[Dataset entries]

───

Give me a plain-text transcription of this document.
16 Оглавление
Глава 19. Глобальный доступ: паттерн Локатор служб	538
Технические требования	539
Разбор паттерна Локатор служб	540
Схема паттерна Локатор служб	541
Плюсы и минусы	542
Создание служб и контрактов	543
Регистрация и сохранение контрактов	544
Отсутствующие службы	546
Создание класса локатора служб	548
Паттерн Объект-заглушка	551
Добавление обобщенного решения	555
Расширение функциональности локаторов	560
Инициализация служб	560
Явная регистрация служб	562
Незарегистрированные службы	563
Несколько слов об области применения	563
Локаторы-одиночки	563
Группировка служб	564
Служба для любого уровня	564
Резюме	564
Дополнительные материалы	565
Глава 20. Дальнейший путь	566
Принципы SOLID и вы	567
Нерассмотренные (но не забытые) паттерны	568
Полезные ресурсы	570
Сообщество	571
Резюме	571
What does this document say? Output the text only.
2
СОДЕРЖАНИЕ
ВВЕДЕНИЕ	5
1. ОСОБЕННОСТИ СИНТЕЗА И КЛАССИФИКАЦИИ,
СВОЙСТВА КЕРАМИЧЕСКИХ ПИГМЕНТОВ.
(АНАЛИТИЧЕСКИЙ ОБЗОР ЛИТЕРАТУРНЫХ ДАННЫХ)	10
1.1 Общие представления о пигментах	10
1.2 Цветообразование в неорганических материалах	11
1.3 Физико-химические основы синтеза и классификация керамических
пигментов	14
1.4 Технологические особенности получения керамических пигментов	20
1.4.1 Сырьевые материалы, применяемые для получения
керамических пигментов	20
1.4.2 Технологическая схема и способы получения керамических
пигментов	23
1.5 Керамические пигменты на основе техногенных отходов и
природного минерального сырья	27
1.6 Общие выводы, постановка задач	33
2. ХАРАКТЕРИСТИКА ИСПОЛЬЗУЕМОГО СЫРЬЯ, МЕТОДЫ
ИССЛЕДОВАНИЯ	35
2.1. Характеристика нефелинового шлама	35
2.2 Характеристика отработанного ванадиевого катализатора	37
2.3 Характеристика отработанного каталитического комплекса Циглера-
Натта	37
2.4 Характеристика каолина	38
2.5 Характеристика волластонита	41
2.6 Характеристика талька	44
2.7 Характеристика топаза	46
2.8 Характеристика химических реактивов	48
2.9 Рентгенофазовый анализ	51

───

PROMPT: Each line in the entries above that includes the string "паттерна" should be extracted.

RESPONSE FOR THIS EXERCISE:
Разбор паттерна Локатор служб	540
Схема паттерна Локатор служб	541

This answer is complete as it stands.